(Extracted records)
* * * * * * *

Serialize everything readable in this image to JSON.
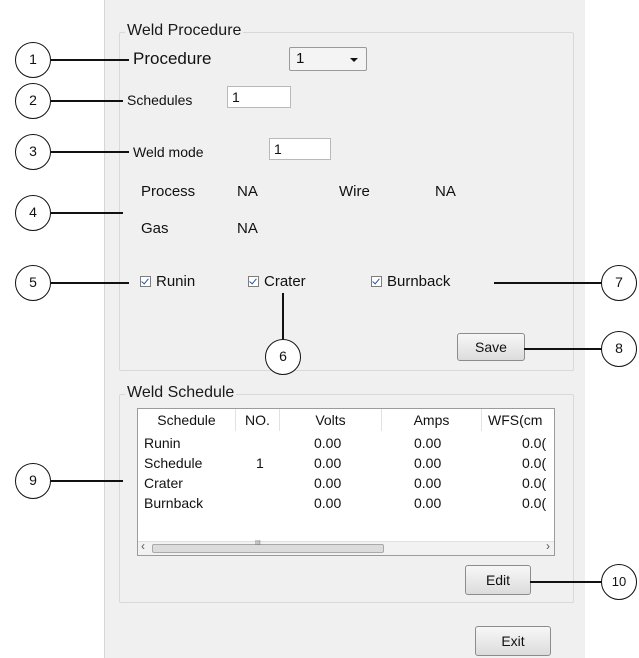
{
  "weld_procedure": {
    "title": "Weld Procedure",
    "procedure_label": "Procedure",
    "procedure_value": "1",
    "schedules_label": "Schedules",
    "schedules_value": "1",
    "weld_mode_label": "Weld mode",
    "weld_mode_value": "1",
    "process_label": "Process",
    "process_value": "NA",
    "wire_label": "Wire",
    "wire_value": "NA",
    "gas_label": "Gas",
    "gas_value": "NA",
    "runin_label": "Runin",
    "crater_label": "Crater",
    "burnback_label": "Burnback",
    "runin_checked": true,
    "crater_checked": true,
    "burnback_checked": true,
    "save_label": "Save"
  },
  "weld_schedule": {
    "title": "Weld Schedule",
    "columns": [
      "Schedule",
      "NO.",
      "Volts",
      "Amps",
      "WFS(cm"
    ],
    "rows": [
      [
        "Runin",
        "",
        "0.00",
        "0.00",
        "0.0("
      ],
      [
        "Schedule",
        "1",
        "0.00",
        "0.00",
        "0.0("
      ],
      [
        "Crater",
        "",
        "0.00",
        "0.00",
        "0.0("
      ],
      [
        "Burnback",
        "",
        "0.00",
        "0.00",
        "0.0("
      ]
    ],
    "scroll_left": "‹",
    "scroll_right": "›",
    "scroll_grip": "III",
    "edit_label": "Edit"
  },
  "exit_label": "Exit",
  "callouts": [
    "1",
    "2",
    "3",
    "4",
    "5",
    "6",
    "7",
    "8",
    "9",
    "10"
  ]
}
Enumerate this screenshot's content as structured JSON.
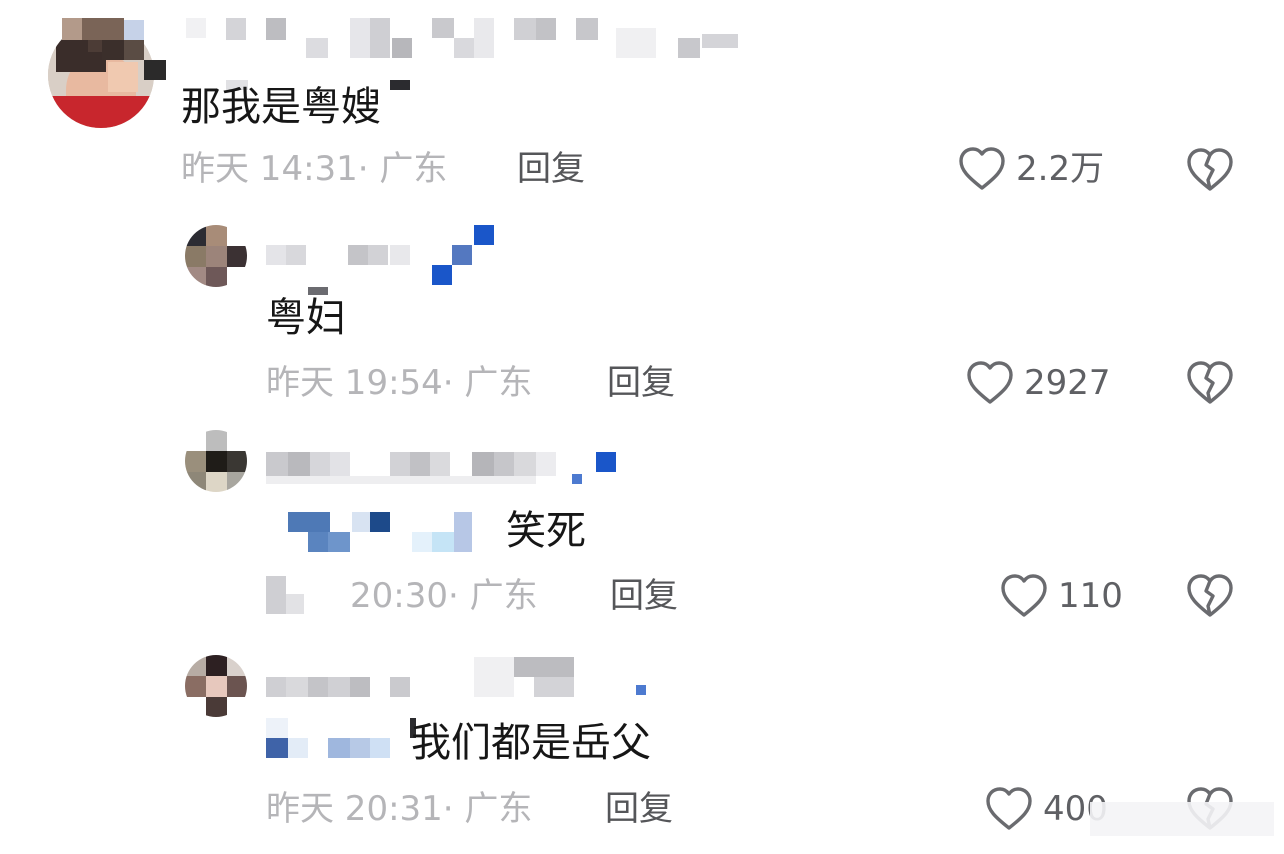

* * * * * * *

### WHAT IS REQUIRED:
Reproduce the full listing above verbatim, with no pictures included.

### EXPECTED ANSWER:
Serialize everything readable in this image to JSON.
{
  "weld_procedure": {
    "title": "Weld Procedure",
    "procedure_label": "Procedure",
    "procedure_value": "1",
    "schedules_label": "Schedules",
    "schedules_value": "1",
    "weld_mode_label": "Weld mode",
    "weld_mode_value": "1",
    "process_label": "Process",
    "process_value": "NA",
    "wire_label": "Wire",
    "wire_value": "NA",
    "gas_label": "Gas",
    "gas_value": "NA",
    "runin_label": "Runin",
    "crater_label": "Crater",
    "burnback_label": "Burnback",
    "runin_checked": true,
    "crater_checked": true,
    "burnback_checked": true,
    "save_label": "Save"
  },
  "weld_schedule": {
    "title": "Weld Schedule",
    "columns": [
      "Schedule",
      "NO.",
      "Volts",
      "Amps",
      "WFS(cm"
    ],
    "rows": [
      [
        "Runin",
        "",
        "0.00",
        "0.00",
        "0.0("
      ],
      [
        "Schedule",
        "1",
        "0.00",
        "0.00",
        "0.0("
      ],
      [
        "Crater",
        "",
        "0.00",
        "0.00",
        "0.0("
      ],
      [
        "Burnback",
        "",
        "0.00",
        "0.00",
        "0.0("
      ]
    ],
    "scroll_left": "‹",
    "scroll_right": "›",
    "scroll_grip": "III",
    "edit_label": "Edit"
  },
  "exit_label": "Exit",
  "callouts": [
    "1",
    "2",
    "3",
    "4",
    "5",
    "6",
    "7",
    "8",
    "9",
    "10"
  ]
}
Enumerate this screenshot's content as structured JSON.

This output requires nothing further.